-- Requirements --
Scan the data. Collect each line that contains the word "title".

[Excerpt from a dataset]
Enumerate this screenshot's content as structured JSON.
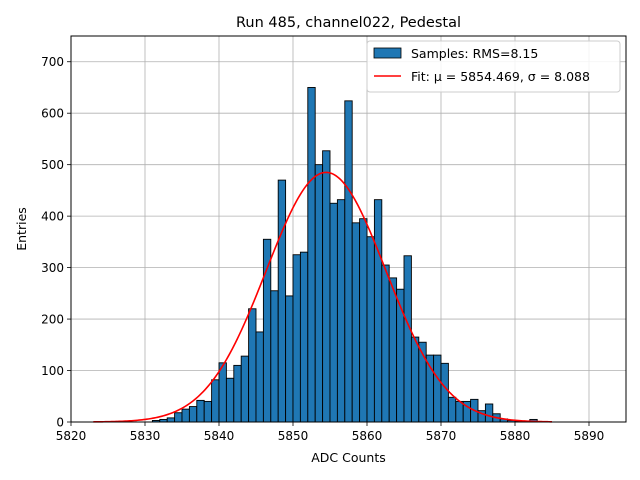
{
  "chart_data": {
    "type": "bar",
    "title": "Run 485, channel022, Pedestal",
    "xlabel": "ADC Counts",
    "ylabel": "Entries",
    "xlim": [
      5820,
      5895
    ],
    "ylim": [
      0,
      750
    ],
    "xticks": [
      "5820",
      "5830",
      "5840",
      "5850",
      "5860",
      "5870",
      "5880",
      "5890"
    ],
    "yticks": [
      "0",
      "100",
      "200",
      "300",
      "400",
      "500",
      "600",
      "700"
    ],
    "grid": true,
    "legend_position": "top-right",
    "bin_width": 1,
    "bins_start": [
      5823,
      5824,
      5825,
      5826,
      5827,
      5828,
      5829,
      5830,
      5831,
      5832,
      5833,
      5834,
      5835,
      5836,
      5837,
      5838,
      5839,
      5840,
      5841,
      5842,
      5843,
      5844,
      5845,
      5846,
      5847,
      5848,
      5849,
      5850,
      5851,
      5852,
      5853,
      5854,
      5855,
      5856,
      5857,
      5858,
      5859,
      5860,
      5861,
      5862,
      5863,
      5864,
      5865,
      5866,
      5867,
      5868,
      5869,
      5870,
      5871,
      5872,
      5873,
      5874,
      5875,
      5876,
      5877,
      5878,
      5879,
      5880,
      5881,
      5882,
      5883,
      5884,
      5885
    ],
    "counts": [
      0,
      0,
      0,
      0,
      0,
      0,
      0,
      0,
      3,
      5,
      8,
      18,
      25,
      30,
      42,
      40,
      82,
      115,
      85,
      110,
      128,
      220,
      175,
      355,
      255,
      470,
      245,
      325,
      330,
      650,
      500,
      527,
      425,
      432,
      624,
      387,
      395,
      360,
      432,
      305,
      280,
      258,
      323,
      165,
      155,
      130,
      130,
      114,
      48,
      40,
      40,
      44,
      22,
      35,
      16,
      6,
      3,
      2,
      0,
      5,
      0,
      0,
      0
    ],
    "series": [
      {
        "name": "Samples: RMS=8.15",
        "type": "histogram",
        "color": "#1f77b4"
      },
      {
        "name": "Fit: μ = 5854.469, σ = 8.088",
        "type": "line",
        "color": "#ff0000"
      }
    ],
    "fit": {
      "mu": 5854.469,
      "sigma": 8.088,
      "peak": 485,
      "x_range": [
        5823,
        5885
      ]
    }
  }
}
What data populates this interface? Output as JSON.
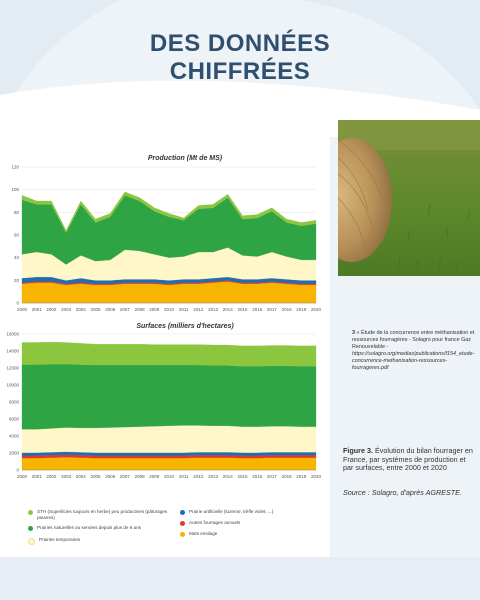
{
  "heading": {
    "line1": "DES DONNÉES",
    "line2": "CHIFFRÉES"
  },
  "colors": {
    "sth": "#8cc63f",
    "natural": "#2ea444",
    "temporary": "#fff7c8",
    "artificial": "#1e6fb0",
    "annual": "#e03a2f",
    "maize": "#f7b500"
  },
  "chart_data": [
    {
      "type": "area",
      "title": "Production (Mt de MS)",
      "x": [
        2000,
        2001,
        2002,
        2003,
        2004,
        2005,
        2006,
        2007,
        2008,
        2009,
        2010,
        2011,
        2012,
        2013,
        2014,
        2015,
        2016,
        2017,
        2018,
        2019,
        2020
      ],
      "ylim": [
        0,
        120
      ],
      "yticks": [
        0,
        20,
        40,
        60,
        80,
        100,
        120
      ],
      "series": [
        {
          "name": "Maïs ensilage",
          "values": [
            17,
            18,
            18,
            16,
            17,
            16,
            16,
            17,
            17,
            17,
            16,
            17,
            17,
            18,
            19,
            17,
            17,
            18,
            17,
            16,
            16
          ]
        },
        {
          "name": "Autres fourrages annuels",
          "values": [
            1,
            1,
            1,
            1,
            1,
            1,
            1,
            1,
            1,
            1,
            1,
            1,
            1,
            1,
            1,
            1,
            1,
            1,
            1,
            1,
            1
          ]
        },
        {
          "name": "Prairie artificielle (luzerne, trèfle violet, ...)",
          "values": [
            4,
            4,
            4,
            3,
            4,
            3,
            3,
            3,
            3,
            3,
            3,
            3,
            3,
            3,
            3,
            3,
            3,
            3,
            3,
            3,
            3
          ]
        },
        {
          "name": "Prairies temporaires",
          "values": [
            21,
            22,
            20,
            14,
            20,
            17,
            18,
            26,
            25,
            22,
            20,
            20,
            24,
            23,
            26,
            21,
            20,
            23,
            20,
            18,
            18
          ]
        },
        {
          "name": "Prairies naturelles ou semées depuis plus de 6 ans",
          "values": [
            48,
            42,
            44,
            28,
            45,
            34,
            38,
            48,
            44,
            38,
            36,
            32,
            38,
            39,
            44,
            32,
            34,
            36,
            30,
            30,
            32
          ]
        },
        {
          "name": "STH (Superficies toujours en herbe) peu productives (pâturages pauvres)",
          "values": [
            4,
            3,
            3,
            2,
            3,
            3,
            3,
            3,
            3,
            3,
            3,
            2,
            3,
            3,
            3,
            3,
            3,
            3,
            3,
            3,
            3
          ]
        }
      ]
    },
    {
      "type": "area",
      "title": "Surfaces (milliers d'hectares)",
      "x": [
        2000,
        2001,
        2002,
        2003,
        2004,
        2005,
        2006,
        2007,
        2008,
        2009,
        2010,
        2011,
        2012,
        2013,
        2014,
        2015,
        2016,
        2017,
        2018,
        2019,
        2020
      ],
      "ylim": [
        0,
        16000
      ],
      "yticks": [
        0,
        2000,
        4000,
        6000,
        8000,
        10000,
        12000,
        14000,
        16000
      ],
      "series": [
        {
          "name": "Maïs ensilage",
          "values": [
            1400,
            1400,
            1450,
            1500,
            1450,
            1400,
            1400,
            1400,
            1400,
            1400,
            1400,
            1400,
            1450,
            1450,
            1450,
            1400,
            1400,
            1450,
            1450,
            1450,
            1450
          ]
        },
        {
          "name": "Autres fourrages annuels",
          "values": [
            300,
            300,
            300,
            300,
            300,
            300,
            300,
            300,
            300,
            300,
            300,
            300,
            300,
            300,
            300,
            300,
            300,
            300,
            300,
            300,
            300
          ]
        },
        {
          "name": "Prairie artificielle (luzerne, trèfle violet, ...)",
          "values": [
            350,
            350,
            350,
            350,
            350,
            350,
            350,
            350,
            350,
            350,
            350,
            350,
            350,
            350,
            350,
            350,
            350,
            350,
            350,
            350,
            350
          ]
        },
        {
          "name": "Prairies temporaires",
          "values": [
            2750,
            2750,
            2800,
            2850,
            2850,
            2900,
            2950,
            3000,
            3050,
            3100,
            3150,
            3200,
            3150,
            3100,
            3100,
            3050,
            3050,
            3050,
            3050,
            3000,
            3000
          ]
        },
        {
          "name": "Prairies naturelles ou semées depuis plus de 6 ans",
          "values": [
            7600,
            7600,
            7550,
            7450,
            7450,
            7400,
            7350,
            7300,
            7250,
            7200,
            7150,
            7100,
            7100,
            7100,
            7100,
            7100,
            7100,
            7100,
            7100,
            7100,
            7100
          ]
        },
        {
          "name": "STH (Superficies toujours en herbe) peu productives (pâturages pauvres)",
          "values": [
            2600,
            2600,
            2600,
            2550,
            2500,
            2450,
            2450,
            2450,
            2450,
            2400,
            2400,
            2400,
            2400,
            2400,
            2400,
            2400,
            2400,
            2400,
            2400,
            2400,
            2400
          ]
        }
      ]
    }
  ],
  "legend": {
    "sth": "STH (Superficies toujours en herbe) peu productives (pâturages pauvres)",
    "natural": "Prairies naturelles ou semées depuis plus de 6 ans",
    "temporary": "Prairies temporaires",
    "artificial": "Prairie artificielle (luzerne, trèfle violet, ...)",
    "annual": "Autres fourrages annuels",
    "maize": "Maïs ensilage"
  },
  "note": {
    "marker": "3",
    "text": "« Étude de la concurrence entre méthanisation et ressources fourragères - Solagro pour france Gaz Renouvelable - ",
    "link": "https://solagro.org/medias/publications/f154_etude-concurrence-methanisation-ressources-fourrageres.pdf"
  },
  "caption": {
    "label": "Figure 3.",
    "text": " Évolution du bilan fourrager en France, par systèmes de production et par surfaces, entre 2000 et 2020"
  },
  "source": "Source : Solagro, d'après AGRESTE."
}
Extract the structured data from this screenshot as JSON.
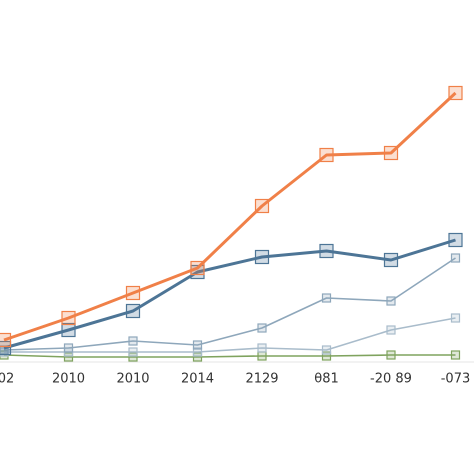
{
  "chart_data": {
    "type": "line",
    "categories": [
      "02",
      "2010",
      "2010",
      "2014",
      "2129",
      "θ81",
      "-20 89",
      "-073"
    ],
    "series": [
      {
        "color": "#f08048",
        "values": [
          20,
          42,
          67,
          92,
          154,
          205,
          207,
          267
        ]
      },
      {
        "color": "#4d7596",
        "values": [
          12,
          30,
          49,
          88,
          103,
          109,
          100,
          120
        ]
      },
      {
        "color": "#8ea7bb",
        "values": [
          10,
          12,
          19,
          15,
          32,
          62,
          59,
          102
        ]
      },
      {
        "color": "#a9bccb",
        "values": [
          8,
          8,
          8,
          8,
          12,
          10,
          30,
          42
        ]
      },
      {
        "color": "#7fa35e",
        "values": [
          5,
          3,
          3,
          3,
          4,
          4,
          5,
          5
        ]
      }
    ],
    "ylim": [
      0,
      320
    ]
  }
}
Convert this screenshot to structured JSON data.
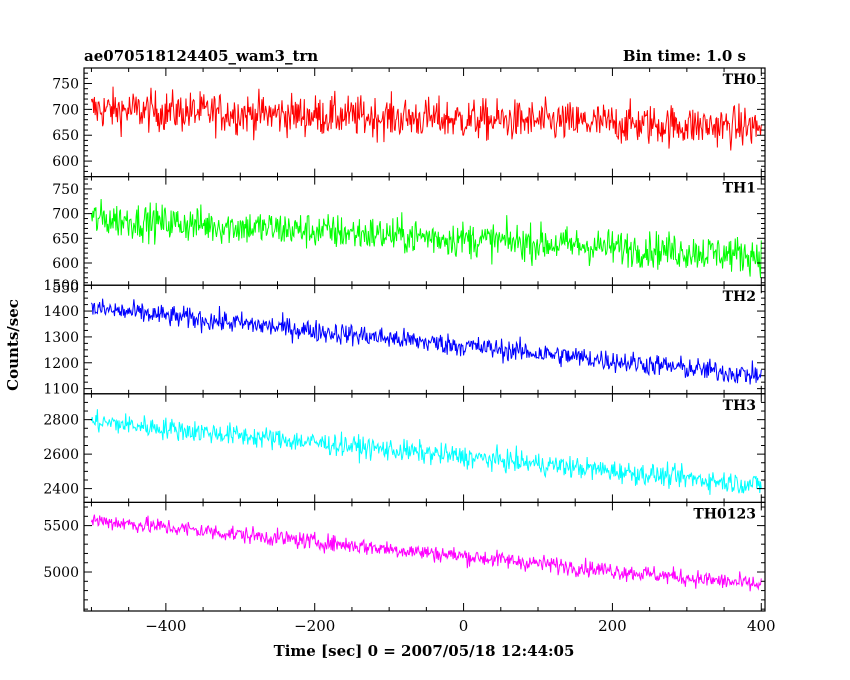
{
  "chart_data": {
    "type": "line",
    "title": "ae070518124405_wam3_trn",
    "bin_time": "Bin time: 1.0 s",
    "ylabel": "Counts/sec",
    "xlabel": "Time [sec] 0 = 2007/05/18 12:44:05",
    "xlim": [
      -510,
      405
    ],
    "x_step": 1,
    "x_ticks": [
      -400,
      -200,
      0,
      200,
      400
    ],
    "x_tick_labels": [
      "−400",
      "−200",
      "0",
      "200",
      "400"
    ],
    "panels": [
      {
        "name": "TH0",
        "color": "#ff0000",
        "ylim": [
          570,
          780
        ],
        "y_ticks": [
          600,
          650,
          700,
          750
        ],
        "y_tick_labels": [
          "600",
          "650",
          "700",
          "750"
        ],
        "x": [
          -500,
          400
        ],
        "trend": [
          700,
          665
        ],
        "noise": 28
      },
      {
        "name": "TH1",
        "color": "#00ff00",
        "ylim": [
          555,
          775
        ],
        "y_ticks": [
          550,
          600,
          650,
          700,
          750
        ],
        "y_tick_labels": [
          "550",
          "600",
          "650",
          "700",
          "750"
        ],
        "x": [
          -500,
          400
        ],
        "trend": [
          690,
          615
        ],
        "noise": 26
      },
      {
        "name": "TH2",
        "color": "#0000ff",
        "ylim": [
          1080,
          1500
        ],
        "y_ticks": [
          1100,
          1200,
          1300,
          1400,
          1500
        ],
        "y_tick_labels": [
          "1100",
          "1200",
          "1300",
          "1400",
          "1500"
        ],
        "x": [
          -500,
          400
        ],
        "trend": [
          1410,
          1150
        ],
        "noise": 30
      },
      {
        "name": "TH3",
        "color": "#00ffff",
        "ylim": [
          2320,
          2950
        ],
        "y_ticks": [
          2400,
          2600,
          2800
        ],
        "y_tick_labels": [
          "2400",
          "2600",
          "2800"
        ],
        "x": [
          -500,
          400
        ],
        "trend": [
          2790,
          2420
        ],
        "noise": 45
      },
      {
        "name": "TH0123",
        "color": "#ff00ff",
        "ylim": [
          4580,
          5750
        ],
        "y_ticks": [
          5000,
          5500
        ],
        "y_tick_labels": [
          "5000",
          "5500"
        ],
        "x": [
          -500,
          400
        ],
        "trend": [
          5560,
          4860
        ],
        "noise": 65
      }
    ]
  }
}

-- Full answer --
    "title": "Run 485, channel022, Pedestal",
      "title": "Production (Mt de MS)",
      "title": "Surfaces (milliers d'hectares)",
    "title": "ae070518124405_wam3_trn",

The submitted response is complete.